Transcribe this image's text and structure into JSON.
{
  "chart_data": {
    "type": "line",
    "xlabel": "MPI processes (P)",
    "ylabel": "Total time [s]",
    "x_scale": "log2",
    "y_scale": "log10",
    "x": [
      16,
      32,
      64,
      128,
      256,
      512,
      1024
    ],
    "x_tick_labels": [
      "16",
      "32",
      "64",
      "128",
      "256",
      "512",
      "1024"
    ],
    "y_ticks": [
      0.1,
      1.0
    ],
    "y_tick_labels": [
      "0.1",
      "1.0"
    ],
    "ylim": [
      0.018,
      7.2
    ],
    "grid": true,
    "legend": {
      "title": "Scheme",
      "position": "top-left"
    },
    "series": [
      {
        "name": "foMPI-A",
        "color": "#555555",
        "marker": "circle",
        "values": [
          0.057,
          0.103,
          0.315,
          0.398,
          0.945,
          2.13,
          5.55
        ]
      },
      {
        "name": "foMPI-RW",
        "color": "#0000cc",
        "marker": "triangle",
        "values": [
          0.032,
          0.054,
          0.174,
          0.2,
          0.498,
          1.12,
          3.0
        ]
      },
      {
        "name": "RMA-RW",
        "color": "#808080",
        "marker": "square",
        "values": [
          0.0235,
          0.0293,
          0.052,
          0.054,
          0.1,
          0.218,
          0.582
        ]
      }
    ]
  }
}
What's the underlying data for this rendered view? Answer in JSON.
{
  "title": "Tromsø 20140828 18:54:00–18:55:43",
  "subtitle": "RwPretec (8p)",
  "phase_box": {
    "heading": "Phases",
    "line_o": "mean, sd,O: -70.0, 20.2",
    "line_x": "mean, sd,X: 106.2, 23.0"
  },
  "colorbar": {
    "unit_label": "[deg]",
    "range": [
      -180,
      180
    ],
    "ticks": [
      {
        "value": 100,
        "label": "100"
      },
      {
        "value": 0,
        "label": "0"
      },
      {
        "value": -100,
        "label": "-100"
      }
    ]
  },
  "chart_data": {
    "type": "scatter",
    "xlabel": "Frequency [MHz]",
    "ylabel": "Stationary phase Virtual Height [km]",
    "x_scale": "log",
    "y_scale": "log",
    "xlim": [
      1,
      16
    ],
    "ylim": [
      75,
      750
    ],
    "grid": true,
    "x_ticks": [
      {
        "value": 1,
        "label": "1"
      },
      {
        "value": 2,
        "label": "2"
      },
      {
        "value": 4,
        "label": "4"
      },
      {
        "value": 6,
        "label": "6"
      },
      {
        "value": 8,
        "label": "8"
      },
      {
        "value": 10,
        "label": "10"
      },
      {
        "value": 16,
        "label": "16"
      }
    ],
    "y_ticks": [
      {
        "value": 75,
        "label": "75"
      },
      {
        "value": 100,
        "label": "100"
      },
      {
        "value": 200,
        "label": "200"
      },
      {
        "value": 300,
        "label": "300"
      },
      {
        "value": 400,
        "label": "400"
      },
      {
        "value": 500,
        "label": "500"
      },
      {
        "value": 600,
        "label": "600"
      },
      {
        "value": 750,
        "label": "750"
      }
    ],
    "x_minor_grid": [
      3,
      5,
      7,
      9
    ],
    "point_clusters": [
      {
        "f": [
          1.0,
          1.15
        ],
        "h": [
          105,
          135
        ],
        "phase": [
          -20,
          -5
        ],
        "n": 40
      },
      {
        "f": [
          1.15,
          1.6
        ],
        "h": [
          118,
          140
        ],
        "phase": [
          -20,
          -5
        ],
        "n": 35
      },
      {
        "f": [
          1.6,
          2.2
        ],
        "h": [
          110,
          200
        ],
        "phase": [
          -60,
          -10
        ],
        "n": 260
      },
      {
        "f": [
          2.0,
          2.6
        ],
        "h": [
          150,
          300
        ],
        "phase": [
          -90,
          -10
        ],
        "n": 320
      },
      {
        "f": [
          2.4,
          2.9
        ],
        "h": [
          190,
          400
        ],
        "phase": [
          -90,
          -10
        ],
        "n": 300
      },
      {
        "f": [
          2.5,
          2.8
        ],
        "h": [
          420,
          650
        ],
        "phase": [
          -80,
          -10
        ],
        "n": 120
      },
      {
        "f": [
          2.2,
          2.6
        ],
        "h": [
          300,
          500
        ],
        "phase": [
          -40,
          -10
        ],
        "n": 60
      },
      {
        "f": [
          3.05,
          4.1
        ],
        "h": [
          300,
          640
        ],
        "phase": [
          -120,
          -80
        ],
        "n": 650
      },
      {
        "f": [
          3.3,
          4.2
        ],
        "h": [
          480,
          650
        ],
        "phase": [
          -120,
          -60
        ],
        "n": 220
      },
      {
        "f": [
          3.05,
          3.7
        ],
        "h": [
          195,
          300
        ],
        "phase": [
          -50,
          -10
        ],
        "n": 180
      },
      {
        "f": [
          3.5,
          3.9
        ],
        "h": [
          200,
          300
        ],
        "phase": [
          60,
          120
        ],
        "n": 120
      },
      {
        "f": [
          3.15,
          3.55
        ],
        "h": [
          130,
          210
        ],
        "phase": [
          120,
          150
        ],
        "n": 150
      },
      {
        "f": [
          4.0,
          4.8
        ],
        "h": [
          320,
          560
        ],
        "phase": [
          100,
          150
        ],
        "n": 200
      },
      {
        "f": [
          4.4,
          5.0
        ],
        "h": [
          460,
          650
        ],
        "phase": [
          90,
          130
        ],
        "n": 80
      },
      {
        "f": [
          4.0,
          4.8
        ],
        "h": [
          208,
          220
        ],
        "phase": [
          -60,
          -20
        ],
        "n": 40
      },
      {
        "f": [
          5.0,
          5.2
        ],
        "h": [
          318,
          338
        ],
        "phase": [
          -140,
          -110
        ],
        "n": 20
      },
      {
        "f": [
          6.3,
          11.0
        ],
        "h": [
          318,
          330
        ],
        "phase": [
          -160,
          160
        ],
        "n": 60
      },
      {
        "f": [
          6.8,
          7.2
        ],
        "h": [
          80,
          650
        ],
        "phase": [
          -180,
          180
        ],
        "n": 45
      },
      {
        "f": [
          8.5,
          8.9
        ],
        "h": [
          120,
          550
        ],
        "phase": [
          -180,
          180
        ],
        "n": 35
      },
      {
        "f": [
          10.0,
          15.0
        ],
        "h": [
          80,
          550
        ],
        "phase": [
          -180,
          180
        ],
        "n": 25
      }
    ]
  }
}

-- -- --

— Required task —
Repeat the records exactly, including every line.

— Answer to this task —
Transcribe this image's text and structure into JSON.
{
  "chart_data": {
    "type": "line",
    "xlabel": "MPI processes (P)",
    "ylabel": "Total time [s]",
    "x_scale": "log2",
    "y_scale": "log10",
    "x": [
      16,
      32,
      64,
      128,
      256,
      512,
      1024
    ],
    "x_tick_labels": [
      "16",
      "32",
      "64",
      "128",
      "256",
      "512",
      "1024"
    ],
    "y_ticks": [
      0.1,
      1.0
    ],
    "y_tick_labels": [
      "0.1",
      "1.0"
    ],
    "ylim": [
      0.018,
      7.2
    ],
    "grid": true,
    "legend": {
      "title": "Scheme",
      "position": "top-left"
    },
    "series": [
      {
        "name": "foMPI-A",
        "color": "#555555",
        "marker": "circle",
        "values": [
          0.057,
          0.103,
          0.315,
          0.398,
          0.945,
          2.13,
          5.55
        ]
      },
      {
        "name": "foMPI-RW",
        "color": "#0000cc",
        "marker": "triangle",
        "values": [
          0.032,
          0.054,
          0.174,
          0.2,
          0.498,
          1.12,
          3.0
        ]
      },
      {
        "name": "RMA-RW",
        "color": "#808080",
        "marker": "square",
        "values": [
          0.0235,
          0.0293,
          0.052,
          0.054,
          0.1,
          0.218,
          0.582
        ]
      }
    ]
  }
}
What's the underlying data for this rendered view? Answer in JSON.
{
  "title": "Tromsø 20140828 18:54:00–18:55:43",
  "subtitle": "RwPretec (8p)",
  "phase_box": {
    "heading": "Phases",
    "line_o": "mean, sd,O: -70.0, 20.2",
    "line_x": "mean, sd,X: 106.2, 23.0"
  },
  "colorbar": {
    "unit_label": "[deg]",
    "range": [
      -180,
      180
    ],
    "ticks": [
      {
        "value": 100,
        "label": "100"
      },
      {
        "value": 0,
        "label": "0"
      },
      {
        "value": -100,
        "label": "-100"
      }
    ]
  },
  "chart_data": {
    "type": "scatter",
    "xlabel": "Frequency [MHz]",
    "ylabel": "Stationary phase Virtual Height [km]",
    "x_scale": "log",
    "y_scale": "log",
    "xlim": [
      1,
      16
    ],
    "ylim": [
      75,
      750
    ],
    "grid": true,
    "x_ticks": [
      {
        "value": 1,
        "label": "1"
      },
      {
        "value": 2,
        "label": "2"
      },
      {
        "value": 4,
        "label": "4"
      },
      {
        "value": 6,
        "label": "6"
      },
      {
        "value": 8,
        "label": "8"
      },
      {
        "value": 10,
        "label": "10"
      },
      {
        "value": 16,
        "label": "16"
      }
    ],
    "y_ticks": [
      {
        "value": 75,
        "label": "75"
      },
      {
        "value": 100,
        "label": "100"
      },
      {
        "value": 200,
        "label": "200"
      },
      {
        "value": 300,
        "label": "300"
      },
      {
        "value": 400,
        "label": "400"
      },
      {
        "value": 500,
        "label": "500"
      },
      {
        "value": 600,
        "label": "600"
      },
      {
        "value": 750,
        "label": "750"
      }
    ],
    "x_minor_grid": [
      3,
      5,
      7,
      9
    ],
    "point_clusters": [
      {
        "f": [
          1.0,
          1.15
        ],
        "h": [
          105,
          135
        ],
        "phase": [
          -20,
          -5
        ],
        "n": 40
      },
      {
        "f": [
          1.15,
          1.6
        ],
        "h": [
          118,
          140
        ],
        "phase": [
          -20,
          -5
        ],
        "n": 35
      },
      {
        "f": [
          1.6,
          2.2
        ],
        "h": [
          110,
          200
        ],
        "phase": [
          -60,
          -10
        ],
        "n": 260
      },
      {
        "f": [
          2.0,
          2.6
        ],
        "h": [
          150,
          300
        ],
        "phase": [
          -90,
          -10
        ],
        "n": 320
      },
      {
        "f": [
          2.4,
          2.9
        ],
        "h": [
          190,
          400
        ],
        "phase": [
          -90,
          -10
        ],
        "n": 300
      },
      {
        "f": [
          2.5,
          2.8
        ],
        "h": [
          420,
          650
        ],
        "phase": [
          -80,
          -10
        ],
        "n": 120
      },
      {
        "f": [
          2.2,
          2.6
        ],
        "h": [
          300,
          500
        ],
        "phase": [
          -40,
          -10
        ],
        "n": 60
      },
      {
        "f": [
          3.05,
          4.1
        ],
        "h": [
          300,
          640
        ],
        "phase": [
          -120,
          -80
        ],
        "n": 650
      },
      {
        "f": [
          3.3,
          4.2
        ],
        "h": [
          480,
          650
        ],
        "phase": [
          -120,
          -60
        ],
        "n": 220
      },
      {
        "f": [
          3.05,
          3.7
        ],
        "h": [
          195,
          300
        ],
        "phase": [
          -50,
          -10
        ],
        "n": 180
      },
      {
        "f": [
          3.5,
          3.9
        ],
        "h": [
          200,
          300
        ],
        "phase": [
          60,
          120
        ],
        "n": 120
      },
      {
        "f": [
          3.15,
          3.55
        ],
        "h": [
          130,
          210
        ],
        "phase": [
          120,
          150
        ],
        "n": 150
      },
      {
        "f": [
          4.0,
          4.8
        ],
        "h": [
          320,
          560
        ],
        "phase": [
          100,
          150
        ],
        "n": 200
      },
      {
        "f": [
          4.4,
          5.0
        ],
        "h": [
          460,
          650
        ],
        "phase": [
          90,
          130
        ],
        "n": 80
      },
      {
        "f": [
          4.0,
          4.8
        ],
        "h": [
          208,
          220
        ],
        "phase": [
          -60,
          -20
        ],
        "n": 40
      },
      {
        "f": [
          5.0,
          5.2
        ],
        "h": [
          318,
          338
        ],
        "phase": [
          -140,
          -110
        ],
        "n": 20
      },
      {
        "f": [
          6.3,
          11.0
        ],
        "h": [
          318,
          330
        ],
        "phase": [
          -160,
          160
        ],
        "n": 60
      },
      {
        "f": [
          6.8,
          7.2
        ],
        "h": [
          80,
          650
        ],
        "phase": [
          -180,
          180
        ],
        "n": 45
      },
      {
        "f": [
          8.5,
          8.9
        ],
        "h": [
          120,
          550
        ],
        "phase": [
          -180,
          180
        ],
        "n": 35
      },
      {
        "f": [
          10.0,
          15.0
        ],
        "h": [
          80,
          550
        ],
        "phase": [
          -180,
          180
        ],
        "n": 25
      }
    ]
  }
}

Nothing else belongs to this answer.